**Data lines**:
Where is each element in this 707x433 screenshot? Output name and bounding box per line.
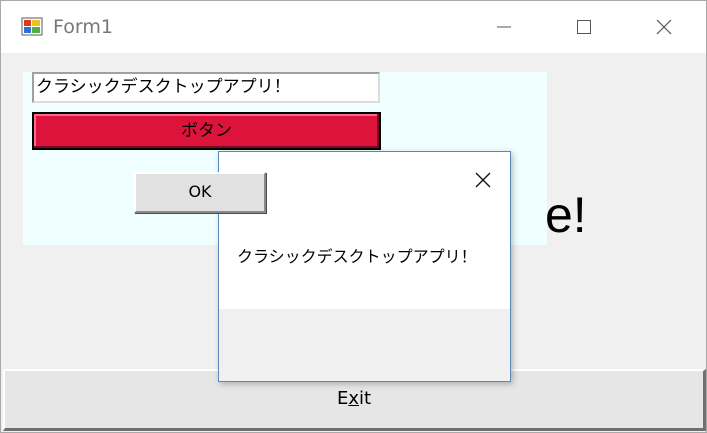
dialog-message-text: クラシックデスクトップアプリ！ — [237, 247, 477, 266]
action-button[interactable]: ボタン — [32, 112, 381, 150]
exit-label-prefix: E — [336, 388, 349, 409]
title-bar[interactable]: Form1 — [1, 1, 706, 53]
maximize-icon — [577, 20, 591, 34]
dialog-footer — [219, 309, 510, 381]
maximize-button[interactable] — [552, 1, 616, 53]
close-icon — [656, 19, 672, 35]
close-icon — [475, 172, 491, 188]
large-label-text: e! — [545, 187, 587, 243]
text-input[interactable]: クラシックデスクトップアプリ！ — [32, 72, 380, 103]
dialog-close-button[interactable] — [467, 164, 499, 196]
form-app-icon — [21, 15, 43, 37]
minimize-icon — [497, 26, 511, 28]
close-button[interactable] — [632, 1, 696, 53]
exit-label-suffix: it — [358, 388, 372, 409]
minimize-button[interactable] — [472, 1, 536, 53]
window-title: Form1 — [53, 16, 113, 38]
exit-label-accelerator: x — [348, 388, 359, 409]
ok-button[interactable]: OK — [134, 172, 266, 213]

**Exercise objective**: Set down every line of the records above exactly as they appear, leaving out the pictures.

**Response**:
Where is each element in this 707x433 screenshot? Output name and bounding box per line.
dialog-message-text: クラシックデスクトップアプリ！ — [237, 247, 477, 266]
action-button[interactable]: ボタン — [32, 112, 381, 150]
exit-label-prefix: E — [336, 388, 349, 409]
title-bar[interactable]: Form1 — [1, 1, 706, 53]
maximize-icon — [577, 20, 591, 34]
dialog-footer — [219, 309, 510, 381]
maximize-button[interactable] — [552, 1, 616, 53]
close-icon — [656, 19, 672, 35]
close-icon — [475, 172, 491, 188]
large-label-text: e! — [545, 187, 587, 243]
text-input[interactable]: クラシックデスクトップアプリ！ — [32, 72, 380, 103]
dialog-close-button[interactable] — [467, 164, 499, 196]
form-app-icon — [21, 15, 43, 37]
minimize-icon — [497, 26, 511, 28]
close-button[interactable] — [632, 1, 696, 53]
exit-label-suffix: it — [358, 388, 372, 409]
minimize-button[interactable] — [472, 1, 536, 53]
window-title: Form1 — [53, 16, 113, 38]
exit-label-accelerator: x — [348, 388, 359, 409]
ok-button[interactable]: OK — [134, 172, 266, 213]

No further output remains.